Task data:
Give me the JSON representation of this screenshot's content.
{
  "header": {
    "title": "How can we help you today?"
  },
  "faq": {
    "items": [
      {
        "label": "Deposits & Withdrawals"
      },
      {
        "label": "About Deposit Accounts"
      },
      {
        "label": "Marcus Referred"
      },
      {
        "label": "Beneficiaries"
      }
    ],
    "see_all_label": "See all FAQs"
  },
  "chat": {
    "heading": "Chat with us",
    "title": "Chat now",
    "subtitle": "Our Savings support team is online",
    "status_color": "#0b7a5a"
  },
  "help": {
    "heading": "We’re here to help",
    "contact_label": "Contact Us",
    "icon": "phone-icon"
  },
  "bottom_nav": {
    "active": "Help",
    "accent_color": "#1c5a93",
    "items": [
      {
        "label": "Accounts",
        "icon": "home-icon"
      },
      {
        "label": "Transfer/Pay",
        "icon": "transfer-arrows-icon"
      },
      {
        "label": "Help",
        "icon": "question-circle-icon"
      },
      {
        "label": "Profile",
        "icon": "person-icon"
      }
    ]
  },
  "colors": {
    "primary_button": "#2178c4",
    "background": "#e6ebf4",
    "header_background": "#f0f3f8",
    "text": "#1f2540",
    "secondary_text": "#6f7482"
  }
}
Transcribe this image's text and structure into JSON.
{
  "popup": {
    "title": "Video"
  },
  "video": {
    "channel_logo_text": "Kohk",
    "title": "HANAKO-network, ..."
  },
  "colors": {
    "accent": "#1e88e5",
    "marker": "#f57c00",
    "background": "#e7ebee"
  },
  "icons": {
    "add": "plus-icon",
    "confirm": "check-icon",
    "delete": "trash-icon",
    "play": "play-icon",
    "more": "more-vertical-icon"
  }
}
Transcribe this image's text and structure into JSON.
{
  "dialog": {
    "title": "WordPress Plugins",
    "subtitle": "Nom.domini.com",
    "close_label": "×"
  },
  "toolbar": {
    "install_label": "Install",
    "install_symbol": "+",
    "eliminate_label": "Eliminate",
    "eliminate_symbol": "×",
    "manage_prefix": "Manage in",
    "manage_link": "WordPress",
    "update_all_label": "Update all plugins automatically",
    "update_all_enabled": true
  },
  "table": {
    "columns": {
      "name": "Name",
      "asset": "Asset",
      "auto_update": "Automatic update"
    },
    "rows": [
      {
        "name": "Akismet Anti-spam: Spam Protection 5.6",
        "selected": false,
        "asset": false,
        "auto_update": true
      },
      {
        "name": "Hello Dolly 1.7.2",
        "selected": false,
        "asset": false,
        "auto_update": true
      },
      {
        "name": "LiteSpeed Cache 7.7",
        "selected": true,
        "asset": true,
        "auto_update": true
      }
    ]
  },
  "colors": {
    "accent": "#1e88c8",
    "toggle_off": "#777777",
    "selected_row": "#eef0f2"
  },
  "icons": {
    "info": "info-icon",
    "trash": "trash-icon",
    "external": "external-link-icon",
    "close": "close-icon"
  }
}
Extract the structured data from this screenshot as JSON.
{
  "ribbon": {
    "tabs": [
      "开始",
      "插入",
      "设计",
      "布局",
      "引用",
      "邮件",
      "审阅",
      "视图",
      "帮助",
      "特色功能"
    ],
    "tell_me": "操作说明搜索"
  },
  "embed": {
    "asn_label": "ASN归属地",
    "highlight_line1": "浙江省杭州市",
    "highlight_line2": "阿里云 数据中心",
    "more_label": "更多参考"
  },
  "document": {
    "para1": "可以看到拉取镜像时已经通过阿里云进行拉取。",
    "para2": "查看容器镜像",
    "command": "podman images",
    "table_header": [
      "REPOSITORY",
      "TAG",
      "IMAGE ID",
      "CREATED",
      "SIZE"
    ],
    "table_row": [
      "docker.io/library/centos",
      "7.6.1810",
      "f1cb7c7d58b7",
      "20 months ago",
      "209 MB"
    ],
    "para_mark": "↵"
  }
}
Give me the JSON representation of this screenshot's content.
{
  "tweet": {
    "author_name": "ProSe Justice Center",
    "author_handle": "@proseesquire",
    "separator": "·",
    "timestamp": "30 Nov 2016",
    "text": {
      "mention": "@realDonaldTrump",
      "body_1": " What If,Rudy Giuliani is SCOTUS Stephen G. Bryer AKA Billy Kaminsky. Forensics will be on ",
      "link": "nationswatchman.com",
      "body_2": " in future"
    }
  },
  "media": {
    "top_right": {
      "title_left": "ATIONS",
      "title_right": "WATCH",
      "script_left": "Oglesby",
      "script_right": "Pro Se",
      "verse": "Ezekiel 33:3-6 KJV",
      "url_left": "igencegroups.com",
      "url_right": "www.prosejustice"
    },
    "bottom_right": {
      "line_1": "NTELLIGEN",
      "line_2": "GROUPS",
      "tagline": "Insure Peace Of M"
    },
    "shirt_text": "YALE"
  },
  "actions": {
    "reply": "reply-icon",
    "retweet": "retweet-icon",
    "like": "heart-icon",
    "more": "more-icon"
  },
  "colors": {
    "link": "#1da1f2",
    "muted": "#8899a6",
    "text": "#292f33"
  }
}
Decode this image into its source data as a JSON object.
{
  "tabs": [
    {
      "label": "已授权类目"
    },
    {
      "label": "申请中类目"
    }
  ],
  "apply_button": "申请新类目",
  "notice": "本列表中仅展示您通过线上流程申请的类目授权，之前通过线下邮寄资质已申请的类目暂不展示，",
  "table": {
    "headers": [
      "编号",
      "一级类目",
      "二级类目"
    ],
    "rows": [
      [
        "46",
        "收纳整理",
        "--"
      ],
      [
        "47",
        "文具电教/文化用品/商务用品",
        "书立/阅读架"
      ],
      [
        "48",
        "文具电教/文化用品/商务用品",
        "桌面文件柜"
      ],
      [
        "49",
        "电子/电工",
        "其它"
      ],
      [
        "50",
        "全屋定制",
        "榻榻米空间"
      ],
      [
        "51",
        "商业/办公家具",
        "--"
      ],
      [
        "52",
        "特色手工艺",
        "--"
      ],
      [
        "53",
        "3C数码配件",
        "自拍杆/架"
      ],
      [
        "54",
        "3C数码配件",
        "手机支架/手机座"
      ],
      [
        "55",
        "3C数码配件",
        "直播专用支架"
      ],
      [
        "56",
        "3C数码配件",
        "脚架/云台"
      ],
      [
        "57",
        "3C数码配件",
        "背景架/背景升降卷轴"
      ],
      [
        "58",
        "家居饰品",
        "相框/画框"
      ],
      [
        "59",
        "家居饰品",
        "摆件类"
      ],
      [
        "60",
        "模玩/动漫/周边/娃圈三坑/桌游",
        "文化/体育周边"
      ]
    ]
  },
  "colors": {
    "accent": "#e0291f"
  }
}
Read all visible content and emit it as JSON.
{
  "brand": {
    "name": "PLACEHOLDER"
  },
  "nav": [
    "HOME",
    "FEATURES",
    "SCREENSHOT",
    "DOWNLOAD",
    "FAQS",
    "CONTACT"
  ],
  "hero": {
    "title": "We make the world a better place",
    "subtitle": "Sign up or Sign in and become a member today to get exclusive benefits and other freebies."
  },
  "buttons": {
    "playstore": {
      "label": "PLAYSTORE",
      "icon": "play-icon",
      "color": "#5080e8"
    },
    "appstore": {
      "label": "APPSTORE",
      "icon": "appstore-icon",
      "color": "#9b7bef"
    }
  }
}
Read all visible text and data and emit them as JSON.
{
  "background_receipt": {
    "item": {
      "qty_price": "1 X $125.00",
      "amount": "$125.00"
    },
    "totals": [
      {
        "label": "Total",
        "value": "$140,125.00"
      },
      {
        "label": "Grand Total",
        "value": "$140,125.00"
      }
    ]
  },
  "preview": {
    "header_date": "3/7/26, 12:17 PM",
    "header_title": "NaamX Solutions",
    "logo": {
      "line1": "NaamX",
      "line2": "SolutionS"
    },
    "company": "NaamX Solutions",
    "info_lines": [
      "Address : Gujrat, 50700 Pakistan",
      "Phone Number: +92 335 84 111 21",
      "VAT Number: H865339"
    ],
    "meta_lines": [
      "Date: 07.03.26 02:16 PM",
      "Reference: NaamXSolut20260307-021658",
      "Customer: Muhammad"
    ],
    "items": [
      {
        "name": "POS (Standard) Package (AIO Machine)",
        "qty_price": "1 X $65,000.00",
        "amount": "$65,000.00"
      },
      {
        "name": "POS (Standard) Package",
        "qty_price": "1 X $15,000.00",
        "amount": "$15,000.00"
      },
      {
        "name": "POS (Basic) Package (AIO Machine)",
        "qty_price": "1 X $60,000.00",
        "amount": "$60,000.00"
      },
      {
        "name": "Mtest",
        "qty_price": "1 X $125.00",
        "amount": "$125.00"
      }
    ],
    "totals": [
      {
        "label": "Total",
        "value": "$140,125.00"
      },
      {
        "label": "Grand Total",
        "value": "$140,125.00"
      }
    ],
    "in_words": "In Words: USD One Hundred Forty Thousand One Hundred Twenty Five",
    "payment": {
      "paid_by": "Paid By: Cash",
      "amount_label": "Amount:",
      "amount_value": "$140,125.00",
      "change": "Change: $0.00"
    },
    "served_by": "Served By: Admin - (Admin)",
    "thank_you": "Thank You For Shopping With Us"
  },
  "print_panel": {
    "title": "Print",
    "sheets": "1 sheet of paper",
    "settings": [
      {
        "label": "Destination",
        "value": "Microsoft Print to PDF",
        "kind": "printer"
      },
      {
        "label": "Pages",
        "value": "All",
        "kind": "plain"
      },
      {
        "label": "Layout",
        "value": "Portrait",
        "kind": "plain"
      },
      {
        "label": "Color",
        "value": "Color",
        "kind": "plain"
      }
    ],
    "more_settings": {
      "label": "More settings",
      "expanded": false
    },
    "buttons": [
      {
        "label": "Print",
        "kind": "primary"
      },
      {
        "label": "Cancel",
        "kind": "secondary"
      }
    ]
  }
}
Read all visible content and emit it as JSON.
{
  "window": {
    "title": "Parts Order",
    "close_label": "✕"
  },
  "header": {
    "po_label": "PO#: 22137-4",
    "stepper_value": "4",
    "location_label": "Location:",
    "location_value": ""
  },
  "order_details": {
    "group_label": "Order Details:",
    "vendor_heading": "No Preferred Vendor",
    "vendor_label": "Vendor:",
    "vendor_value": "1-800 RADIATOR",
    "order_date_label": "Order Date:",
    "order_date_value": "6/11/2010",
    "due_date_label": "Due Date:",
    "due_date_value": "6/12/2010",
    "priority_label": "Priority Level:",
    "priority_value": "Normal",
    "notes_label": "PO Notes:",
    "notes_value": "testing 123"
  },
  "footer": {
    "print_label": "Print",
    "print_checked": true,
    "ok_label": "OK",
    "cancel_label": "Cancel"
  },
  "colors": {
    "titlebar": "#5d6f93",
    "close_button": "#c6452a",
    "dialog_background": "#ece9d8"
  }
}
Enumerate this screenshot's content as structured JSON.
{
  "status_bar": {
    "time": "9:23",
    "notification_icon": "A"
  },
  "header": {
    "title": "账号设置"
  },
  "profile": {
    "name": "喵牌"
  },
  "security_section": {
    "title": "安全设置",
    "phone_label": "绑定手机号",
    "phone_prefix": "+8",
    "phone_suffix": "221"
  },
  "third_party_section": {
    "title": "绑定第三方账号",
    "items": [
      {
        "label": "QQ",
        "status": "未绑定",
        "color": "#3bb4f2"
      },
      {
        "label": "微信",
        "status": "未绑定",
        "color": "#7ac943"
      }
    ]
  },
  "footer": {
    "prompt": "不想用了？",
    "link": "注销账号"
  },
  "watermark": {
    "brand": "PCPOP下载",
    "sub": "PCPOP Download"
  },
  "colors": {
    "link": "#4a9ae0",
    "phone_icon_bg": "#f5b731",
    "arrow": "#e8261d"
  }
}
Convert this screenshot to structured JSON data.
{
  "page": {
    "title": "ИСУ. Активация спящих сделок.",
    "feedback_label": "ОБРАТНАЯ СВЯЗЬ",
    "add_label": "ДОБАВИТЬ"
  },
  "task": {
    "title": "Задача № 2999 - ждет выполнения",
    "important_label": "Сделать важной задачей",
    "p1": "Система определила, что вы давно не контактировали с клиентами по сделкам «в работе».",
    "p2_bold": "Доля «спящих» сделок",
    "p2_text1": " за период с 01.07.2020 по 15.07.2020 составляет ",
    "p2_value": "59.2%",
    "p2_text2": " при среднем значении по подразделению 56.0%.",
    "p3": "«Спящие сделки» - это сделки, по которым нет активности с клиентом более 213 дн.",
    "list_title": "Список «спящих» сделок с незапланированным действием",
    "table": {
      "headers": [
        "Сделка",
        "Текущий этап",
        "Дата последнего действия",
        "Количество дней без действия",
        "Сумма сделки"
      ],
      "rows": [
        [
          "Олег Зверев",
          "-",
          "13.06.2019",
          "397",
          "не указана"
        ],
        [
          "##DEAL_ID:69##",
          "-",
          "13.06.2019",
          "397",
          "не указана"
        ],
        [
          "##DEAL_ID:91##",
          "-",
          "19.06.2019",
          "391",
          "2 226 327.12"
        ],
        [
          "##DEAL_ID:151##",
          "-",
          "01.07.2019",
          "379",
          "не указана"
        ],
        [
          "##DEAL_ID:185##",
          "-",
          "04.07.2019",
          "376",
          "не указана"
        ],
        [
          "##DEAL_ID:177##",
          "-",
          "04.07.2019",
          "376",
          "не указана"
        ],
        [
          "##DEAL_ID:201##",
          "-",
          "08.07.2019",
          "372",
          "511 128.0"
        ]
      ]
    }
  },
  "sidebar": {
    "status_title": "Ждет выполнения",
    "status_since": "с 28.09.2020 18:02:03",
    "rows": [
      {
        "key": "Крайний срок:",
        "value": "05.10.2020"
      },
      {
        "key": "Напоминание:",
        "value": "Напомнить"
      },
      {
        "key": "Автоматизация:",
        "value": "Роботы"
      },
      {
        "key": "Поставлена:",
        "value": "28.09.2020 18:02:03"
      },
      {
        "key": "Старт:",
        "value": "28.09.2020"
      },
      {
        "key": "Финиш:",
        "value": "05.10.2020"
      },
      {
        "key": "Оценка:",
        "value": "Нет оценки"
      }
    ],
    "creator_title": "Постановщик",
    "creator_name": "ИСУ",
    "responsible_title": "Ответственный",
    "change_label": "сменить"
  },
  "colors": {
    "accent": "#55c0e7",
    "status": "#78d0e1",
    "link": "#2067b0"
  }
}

What you have to do: Extract all lines of the records above that include "Number".

Answer below:
      "Phone Number: +92 335 84 111 21",
      "VAT Number: H865339"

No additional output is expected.